• _WHAT THE EXERCISE ASKS_
Extract each line of the material that follows exactly and omit its pictures.

BEGIN SOURCE MATERIAL

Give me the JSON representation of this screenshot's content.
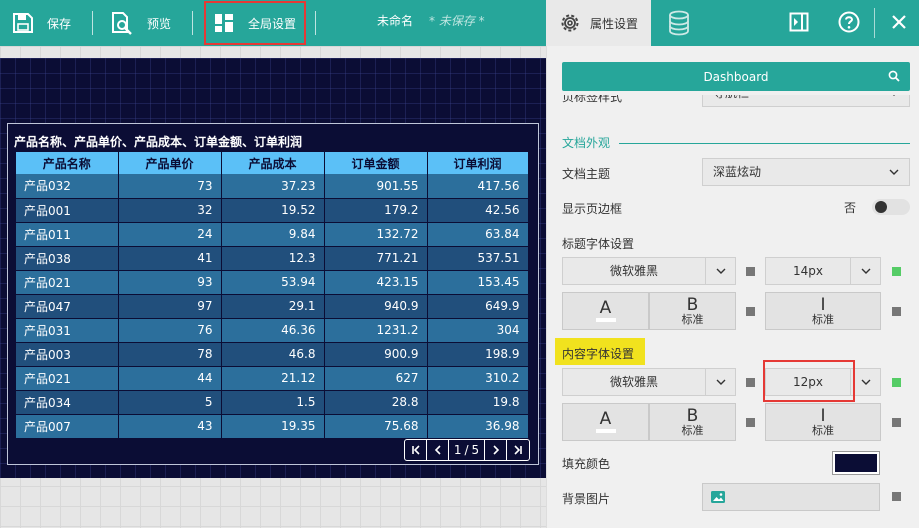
{
  "toolbar": {
    "save": "保存",
    "preview": "预览",
    "global_settings": "全局设置",
    "doc_name": "未命名",
    "doc_status": "* 未保存 *"
  },
  "panel_header": {
    "props_tab": "属性设置"
  },
  "widget": {
    "title": "产品名称、产品单价、产品成本、订单金额、订单利润",
    "columns": [
      "产品名称",
      "产品单价",
      "产品成本",
      "订单金额",
      "订单利润"
    ],
    "rows": [
      [
        "产品032",
        "73",
        "37.23",
        "901.55",
        "417.56"
      ],
      [
        "产品001",
        "32",
        "19.52",
        "179.2",
        "42.56"
      ],
      [
        "产品011",
        "24",
        "9.84",
        "132.72",
        "63.84"
      ],
      [
        "产品038",
        "41",
        "12.3",
        "771.21",
        "537.51"
      ],
      [
        "产品021",
        "93",
        "53.94",
        "423.15",
        "153.45"
      ],
      [
        "产品047",
        "97",
        "29.1",
        "940.9",
        "649.9"
      ],
      [
        "产品031",
        "76",
        "46.36",
        "1231.2",
        "304"
      ],
      [
        "产品003",
        "78",
        "46.8",
        "900.9",
        "198.9"
      ],
      [
        "产品021",
        "44",
        "21.12",
        "627",
        "310.2"
      ],
      [
        "产品034",
        "5",
        "1.5",
        "28.8",
        "19.8"
      ],
      [
        "产品007",
        "43",
        "19.35",
        "75.68",
        "36.98"
      ]
    ],
    "pager": {
      "current": "1",
      "separator": "/",
      "total": "5"
    }
  },
  "props": {
    "dashboard_button": "Dashboard",
    "cut_label": "页标签样式",
    "cut_value": "导航栏",
    "section_doc_appearance": "文档外观",
    "doc_theme_label": "文档主题",
    "doc_theme_value": "深蓝炫动",
    "show_border_label": "显示页边框",
    "show_border_value": "否",
    "title_font_label": "标题字体设置",
    "title_font_family": "微软雅黑",
    "title_font_size": "14px",
    "content_font_label": "内容字体设置",
    "content_font_family": "微软雅黑",
    "content_font_size": "12px",
    "color_btn_glyph": "A",
    "bold_btn_glyph": "B",
    "bold_btn_label": "标准",
    "italic_btn_glyph": "I",
    "italic_btn_label": "标准",
    "fill_color_label": "填充颜色",
    "fill_color_value": "#0b0d35",
    "bg_image_label": "背景图片"
  },
  "colors": {
    "accent": "#26a69a",
    "table_header": "#5bc0f7",
    "canvas_bg": "#0b0d35",
    "highlight": "#f1e21e",
    "annotation_red": "#e53935"
  }
}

END SOURCE MATERIAL

• _FINAL RESULT_
Give me the JSON representation of this screenshot's content.
{
  "toolbar": {
    "save": "保存",
    "preview": "预览",
    "global_settings": "全局设置",
    "doc_name": "未命名",
    "doc_status": "* 未保存 *"
  },
  "panel_header": {
    "props_tab": "属性设置"
  },
  "widget": {
    "title": "产品名称、产品单价、产品成本、订单金额、订单利润",
    "columns": [
      "产品名称",
      "产品单价",
      "产品成本",
      "订单金额",
      "订单利润"
    ],
    "rows": [
      [
        "产品032",
        "73",
        "37.23",
        "901.55",
        "417.56"
      ],
      [
        "产品001",
        "32",
        "19.52",
        "179.2",
        "42.56"
      ],
      [
        "产品011",
        "24",
        "9.84",
        "132.72",
        "63.84"
      ],
      [
        "产品038",
        "41",
        "12.3",
        "771.21",
        "537.51"
      ],
      [
        "产品021",
        "93",
        "53.94",
        "423.15",
        "153.45"
      ],
      [
        "产品047",
        "97",
        "29.1",
        "940.9",
        "649.9"
      ],
      [
        "产品031",
        "76",
        "46.36",
        "1231.2",
        "304"
      ],
      [
        "产品003",
        "78",
        "46.8",
        "900.9",
        "198.9"
      ],
      [
        "产品021",
        "44",
        "21.12",
        "627",
        "310.2"
      ],
      [
        "产品034",
        "5",
        "1.5",
        "28.8",
        "19.8"
      ],
      [
        "产品007",
        "43",
        "19.35",
        "75.68",
        "36.98"
      ]
    ],
    "pager": {
      "current": "1",
      "separator": "/",
      "total": "5"
    }
  },
  "props": {
    "dashboard_button": "Dashboard",
    "cut_label": "页标签样式",
    "cut_value": "导航栏",
    "section_doc_appearance": "文档外观",
    "doc_theme_label": "文档主题",
    "doc_theme_value": "深蓝炫动",
    "show_border_label": "显示页边框",
    "show_border_value": "否",
    "title_font_label": "标题字体设置",
    "title_font_family": "微软雅黑",
    "title_font_size": "14px",
    "content_font_label": "内容字体设置",
    "content_font_family": "微软雅黑",
    "content_font_size": "12px",
    "color_btn_glyph": "A",
    "bold_btn_glyph": "B",
    "bold_btn_label": "标准",
    "italic_btn_glyph": "I",
    "italic_btn_label": "标准",
    "fill_color_label": "填充颜色",
    "fill_color_value": "#0b0d35",
    "bg_image_label": "背景图片"
  },
  "colors": {
    "accent": "#26a69a",
    "table_header": "#5bc0f7",
    "canvas_bg": "#0b0d35",
    "highlight": "#f1e21e",
    "annotation_red": "#e53935"
  }
}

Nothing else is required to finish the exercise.